--- BEGIN ---

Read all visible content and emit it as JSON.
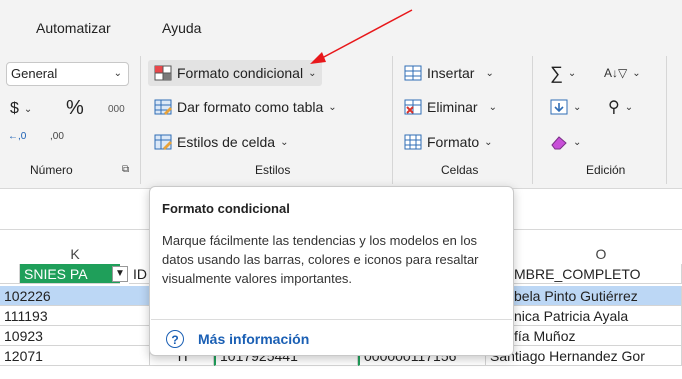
{
  "menu": {
    "items": [
      "Automatizar",
      "Ayuda"
    ]
  },
  "ribbon": {
    "numero": {
      "format_value": "General",
      "currency": "$",
      "percent": "%",
      "thousands": "000",
      "dec_inc": ",0",
      "dec_dec": ",00",
      "label": "Número"
    },
    "estilos": {
      "conditional_format": "Formato condicional",
      "format_table": "Dar formato como tabla",
      "cell_styles": "Estilos de celda",
      "label": "Estilos"
    },
    "celdas": {
      "insert": "Insertar",
      "delete": "Eliminar",
      "format": "Formato",
      "label": "Celdas"
    },
    "edicion": {
      "label": "Edición"
    }
  },
  "sheet": {
    "col_k": "K",
    "col_o": "O",
    "hdr_snies": "SNIES PA",
    "hdr_id": "ID",
    "hdr_nombre": "MBRE_COMPLETO",
    "rows": [
      {
        "k": "102226",
        "name": "bela Pinto Gutiérrez"
      },
      {
        "k": "111193",
        "name": "nica Patricia Ayala"
      },
      {
        "k": "10923",
        "name": "fía Muñoz"
      },
      {
        "k": "12071",
        "id": "TI",
        "doc": "1017925441",
        "code": "000000117156",
        "name": "Santiago Hernandez Gor"
      }
    ]
  },
  "tooltip": {
    "title": "Formato condicional",
    "description": "Marque fácilmente las tendencias y los modelos en los datos usando las barras, colores e iconos para resaltar visualmente valores importantes.",
    "help_icon": "?",
    "link": "Más información"
  },
  "colors": {
    "accent_link": "#1a5fb4",
    "arrow": "#e8171a",
    "header_green": "#1f9f5a",
    "selected_row": "#bcd7f5"
  }
}
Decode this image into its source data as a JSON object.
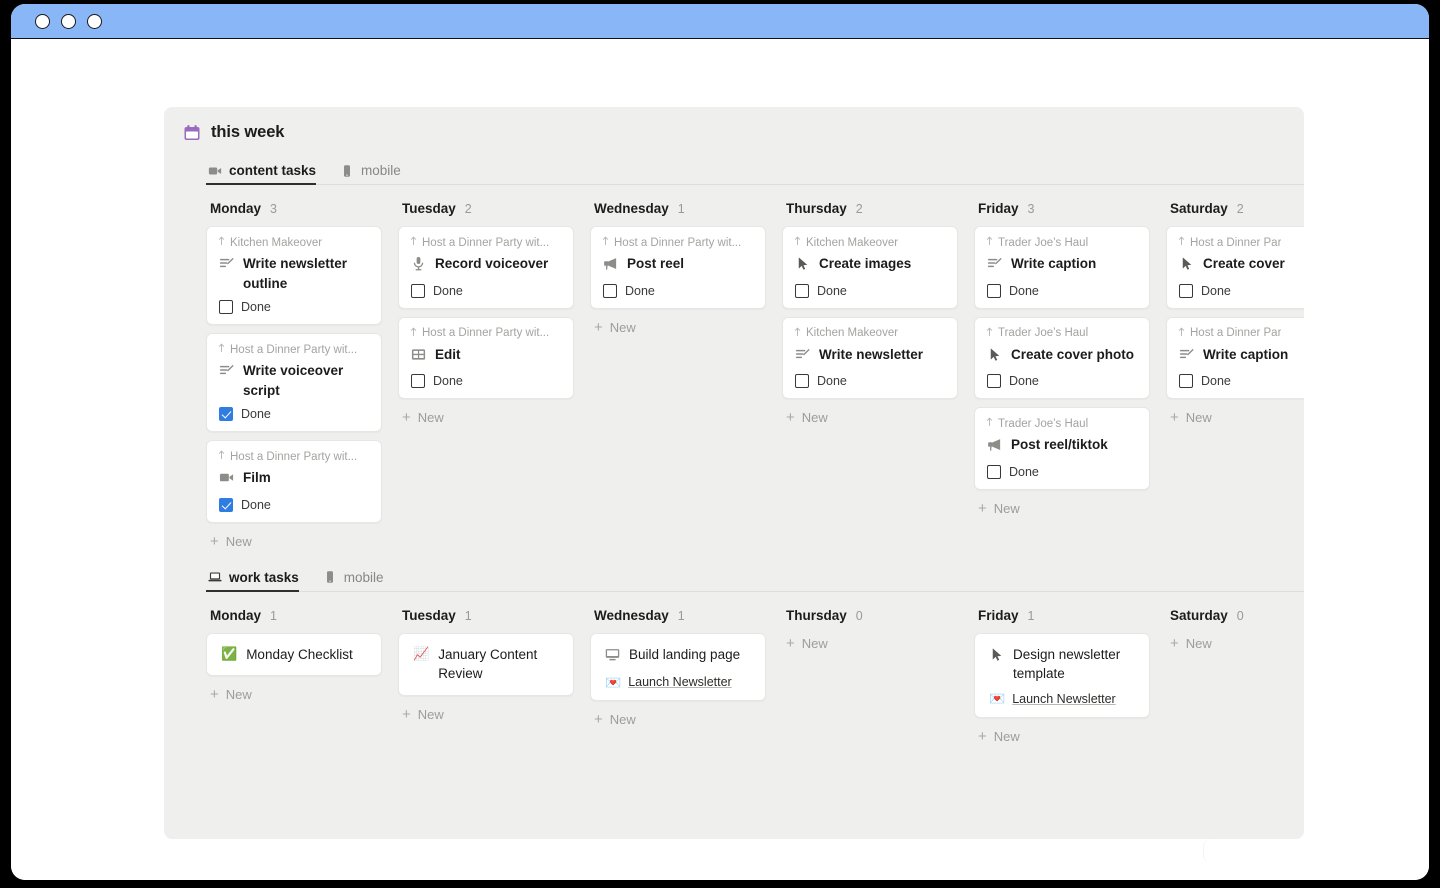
{
  "window": {
    "traffic_lights": [
      "close",
      "minimize",
      "zoom"
    ],
    "titlebar_color": "#88b6f7"
  },
  "board": {
    "icon": "calendar-icon",
    "title": "this week",
    "accent": "#9b6bbf"
  },
  "sections": [
    {
      "id": "content-tasks",
      "tabs": [
        {
          "label": "content tasks",
          "icon": "video-camera-icon",
          "active": true
        },
        {
          "label": "mobile",
          "icon": "phone-icon",
          "active": false
        }
      ],
      "columns": [
        {
          "day": "Monday",
          "count": "3",
          "new_label": "New",
          "cards": [
            {
              "relation": "Kitchen Makeover",
              "title": "Write newsletter outline",
              "icon": "write-icon",
              "check_label": "Done",
              "checked": false
            },
            {
              "relation": "Host a Dinner Party wit...",
              "title": "Write voiceover script",
              "icon": "write-icon",
              "check_label": "Done",
              "checked": true
            },
            {
              "relation": "Host a Dinner Party wit...",
              "title": "Film",
              "icon": "video-camera-icon",
              "check_label": "Done",
              "checked": true
            }
          ]
        },
        {
          "day": "Tuesday",
          "count": "2",
          "new_label": "New",
          "cards": [
            {
              "relation": "Host a Dinner Party wit...",
              "title": "Record voiceover",
              "icon": "microphone-icon",
              "check_label": "Done",
              "checked": false
            },
            {
              "relation": "Host a Dinner Party wit...",
              "title": "Edit",
              "icon": "grid-icon",
              "check_label": "Done",
              "checked": false
            }
          ]
        },
        {
          "day": "Wednesday",
          "count": "1",
          "new_label": "New",
          "cards": [
            {
              "relation": "Host a Dinner Party wit...",
              "title": "Post reel",
              "icon": "megaphone-icon",
              "check_label": "Done",
              "checked": false
            }
          ]
        },
        {
          "day": "Thursday",
          "count": "2",
          "new_label": "New",
          "cards": [
            {
              "relation": "Kitchen Makeover",
              "title": "Create images",
              "icon": "cursor-icon",
              "check_label": "Done",
              "checked": false
            },
            {
              "relation": "Kitchen Makeover",
              "title": "Write newsletter",
              "icon": "write-icon",
              "check_label": "Done",
              "checked": false
            }
          ]
        },
        {
          "day": "Friday",
          "count": "3",
          "new_label": "New",
          "cards": [
            {
              "relation": "Trader Joe’s Haul",
              "title": "Write caption",
              "icon": "write-icon",
              "check_label": "Done",
              "checked": false
            },
            {
              "relation": "Trader Joe’s Haul",
              "title": "Create cover photo",
              "icon": "cursor-icon",
              "check_label": "Done",
              "checked": false
            },
            {
              "relation": "Trader Joe’s Haul",
              "title": "Post reel/tiktok",
              "icon": "megaphone-icon",
              "check_label": "Done",
              "checked": false
            }
          ]
        },
        {
          "day": "Saturday",
          "count": "2",
          "new_label": "New",
          "cards": [
            {
              "relation": "Host a Dinner Par",
              "title": "Create cover",
              "icon": "cursor-icon",
              "check_label": "Done",
              "checked": false
            },
            {
              "relation": "Host a Dinner Par",
              "title": "Write caption",
              "icon": "write-icon",
              "check_label": "Done",
              "checked": false
            }
          ]
        }
      ]
    },
    {
      "id": "work-tasks",
      "tabs": [
        {
          "label": "work tasks",
          "icon": "laptop-icon",
          "active": true
        },
        {
          "label": "mobile",
          "icon": "phone-icon",
          "active": false
        }
      ],
      "columns": [
        {
          "day": "Monday",
          "count": "1",
          "new_label": "New",
          "cards": [
            {
              "title": "Monday Checklist",
              "emoji": "✅"
            }
          ]
        },
        {
          "day": "Tuesday",
          "count": "1",
          "new_label": "New",
          "cards": [
            {
              "title": "January Content Review",
              "emoji": "📈"
            }
          ]
        },
        {
          "day": "Wednesday",
          "count": "1",
          "new_label": "New",
          "cards": [
            {
              "title": "Build landing page",
              "icon": "monitor-icon",
              "link_label": "Launch Newsletter",
              "link_emoji": "💌"
            }
          ]
        },
        {
          "day": "Thursday",
          "count": "0",
          "new_label": "New",
          "cards": []
        },
        {
          "day": "Friday",
          "count": "1",
          "new_label": "New",
          "cards": [
            {
              "title": "Design newsletter template",
              "icon": "cursor-icon",
              "link_label": "Launch Newsletter",
              "link_emoji": "💌"
            }
          ]
        },
        {
          "day": "Saturday",
          "count": "0",
          "new_label": "New",
          "cards": []
        }
      ]
    }
  ]
}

--- END ---

> **DIRECTIONS FOR THIS TASK**
Within the listing above, find every line containing the string "Post" and return it.

> **EXERCISE ANSWER**
              "title": "Post reel",
              "title": "Post reel/tiktok",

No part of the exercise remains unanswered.